━━ Information provided ━━

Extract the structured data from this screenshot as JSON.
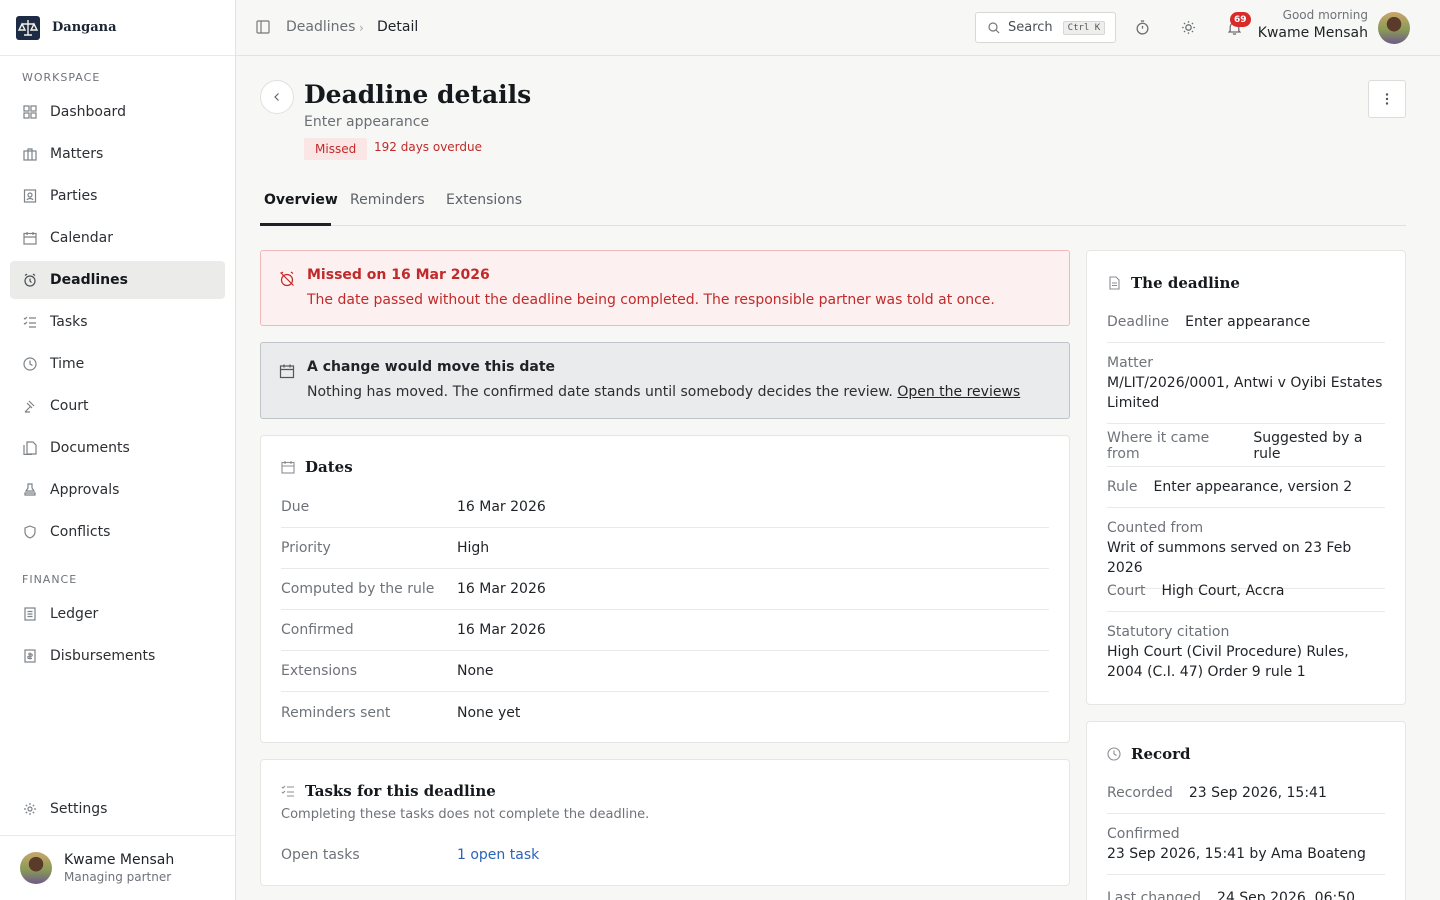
{
  "brand": {
    "name": "Dangana"
  },
  "sidebar": {
    "section_workspace": "WORKSPACE",
    "section_finance": "FINANCE",
    "items": [
      {
        "label": "Dashboard"
      },
      {
        "label": "Matters"
      },
      {
        "label": "Parties"
      },
      {
        "label": "Calendar"
      },
      {
        "label": "Deadlines"
      },
      {
        "label": "Tasks"
      },
      {
        "label": "Time"
      },
      {
        "label": "Court"
      },
      {
        "label": "Documents"
      },
      {
        "label": "Approvals"
      },
      {
        "label": "Conflicts"
      }
    ],
    "finance_items": [
      {
        "label": "Ledger"
      },
      {
        "label": "Disbursements"
      }
    ],
    "settings": "Settings",
    "user": {
      "name": "Kwame Mensah",
      "role": "Managing partner"
    }
  },
  "topbar": {
    "breadcrumb": [
      "Deadlines",
      "Detail"
    ],
    "search_label": "Search",
    "search_shortcut": "Ctrl K",
    "notifications_count": "69",
    "greeting": "Good morning",
    "user_name": "Kwame Mensah"
  },
  "page": {
    "title": "Deadline details",
    "subtitle": "Enter appearance",
    "status": "Missed",
    "overdue": "192 days overdue"
  },
  "tabs": [
    {
      "label": "Overview"
    },
    {
      "label": "Reminders"
    },
    {
      "label": "Extensions"
    }
  ],
  "alerts": {
    "missed_title": "Missed on 16 Mar 2026",
    "missed_body": "The date passed without the deadline being completed. The responsible partner was told at once.",
    "change_title": "A change would move this date",
    "change_body": "Nothing has moved. The confirmed date stands until somebody decides the review.",
    "change_link": "Open the reviews"
  },
  "dates_card": {
    "title": "Dates",
    "rows": [
      {
        "label": "Due",
        "value": "16 Mar 2026"
      },
      {
        "label": "Priority",
        "value": "High"
      },
      {
        "label": "Computed by the rule",
        "value": "16 Mar 2026"
      },
      {
        "label": "Confirmed",
        "value": "16 Mar 2026"
      },
      {
        "label": "Extensions",
        "value": "None"
      },
      {
        "label": "Reminders sent",
        "value": "None yet"
      }
    ]
  },
  "tasks_card": {
    "title": "Tasks for this deadline",
    "note": "Completing these tasks does not complete the deadline.",
    "open_label": "Open tasks",
    "open_value": "1 open task"
  },
  "deadline_card": {
    "title": "The deadline",
    "deadline_label": "Deadline",
    "deadline_value": "Enter appearance",
    "matter_label": "Matter",
    "matter_value": "M/LIT/2026/0001, Antwi v Oyibi Estates Limited",
    "source_label": "Where it came from",
    "source_value": "Suggested by a rule",
    "rule_label": "Rule",
    "rule_value": "Enter appearance, version 2",
    "counted_label": "Counted from",
    "counted_value": "Writ of summons served on 23 Feb 2026",
    "court_label": "Court",
    "court_value": "High Court, Accra",
    "citation_label": "Statutory citation",
    "citation_value": "High Court (Civil Procedure) Rules, 2004 (C.I. 47) Order 9 rule 1"
  },
  "record_card": {
    "title": "Record",
    "recorded_label": "Recorded",
    "recorded_value": "23 Sep 2026, 15:41",
    "confirmed_label": "Confirmed",
    "confirmed_value": "23 Sep 2026, 15:41 by Ama Boateng",
    "changed_label": "Last changed",
    "changed_value": "24 Sep 2026, 06:50"
  }
}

━━━

* [Exercise goal] Replicate the material above verbatim; images stay out of the copy.

* [The solution]
Extract the structured data from this screenshot as JSON.
{
  "brand": {
    "name": "Dangana"
  },
  "sidebar": {
    "section_workspace": "WORKSPACE",
    "section_finance": "FINANCE",
    "items": [
      {
        "label": "Dashboard"
      },
      {
        "label": "Matters"
      },
      {
        "label": "Parties"
      },
      {
        "label": "Calendar"
      },
      {
        "label": "Deadlines"
      },
      {
        "label": "Tasks"
      },
      {
        "label": "Time"
      },
      {
        "label": "Court"
      },
      {
        "label": "Documents"
      },
      {
        "label": "Approvals"
      },
      {
        "label": "Conflicts"
      }
    ],
    "finance_items": [
      {
        "label": "Ledger"
      },
      {
        "label": "Disbursements"
      }
    ],
    "settings": "Settings",
    "user": {
      "name": "Kwame Mensah",
      "role": "Managing partner"
    }
  },
  "topbar": {
    "breadcrumb": [
      "Deadlines",
      "Detail"
    ],
    "search_label": "Search",
    "search_shortcut": "Ctrl K",
    "notifications_count": "69",
    "greeting": "Good morning",
    "user_name": "Kwame Mensah"
  },
  "page": {
    "title": "Deadline details",
    "subtitle": "Enter appearance",
    "status": "Missed",
    "overdue": "192 days overdue"
  },
  "tabs": [
    {
      "label": "Overview"
    },
    {
      "label": "Reminders"
    },
    {
      "label": "Extensions"
    }
  ],
  "alerts": {
    "missed_title": "Missed on 16 Mar 2026",
    "missed_body": "The date passed without the deadline being completed. The responsible partner was told at once.",
    "change_title": "A change would move this date",
    "change_body": "Nothing has moved. The confirmed date stands until somebody decides the review.",
    "change_link": "Open the reviews"
  },
  "dates_card": {
    "title": "Dates",
    "rows": [
      {
        "label": "Due",
        "value": "16 Mar 2026"
      },
      {
        "label": "Priority",
        "value": "High"
      },
      {
        "label": "Computed by the rule",
        "value": "16 Mar 2026"
      },
      {
        "label": "Confirmed",
        "value": "16 Mar 2026"
      },
      {
        "label": "Extensions",
        "value": "None"
      },
      {
        "label": "Reminders sent",
        "value": "None yet"
      }
    ]
  },
  "tasks_card": {
    "title": "Tasks for this deadline",
    "note": "Completing these tasks does not complete the deadline.",
    "open_label": "Open tasks",
    "open_value": "1 open task"
  },
  "deadline_card": {
    "title": "The deadline",
    "deadline_label": "Deadline",
    "deadline_value": "Enter appearance",
    "matter_label": "Matter",
    "matter_value": "M/LIT/2026/0001, Antwi v Oyibi Estates Limited",
    "source_label": "Where it came from",
    "source_value": "Suggested by a rule",
    "rule_label": "Rule",
    "rule_value": "Enter appearance, version 2",
    "counted_label": "Counted from",
    "counted_value": "Writ of summons served on 23 Feb 2026",
    "court_label": "Court",
    "court_value": "High Court, Accra",
    "citation_label": "Statutory citation",
    "citation_value": "High Court (Civil Procedure) Rules, 2004 (C.I. 47) Order 9 rule 1"
  },
  "record_card": {
    "title": "Record",
    "recorded_label": "Recorded",
    "recorded_value": "23 Sep 2026, 15:41",
    "confirmed_label": "Confirmed",
    "confirmed_value": "23 Sep 2026, 15:41 by Ama Boateng",
    "changed_label": "Last changed",
    "changed_value": "24 Sep 2026, 06:50"
  }
}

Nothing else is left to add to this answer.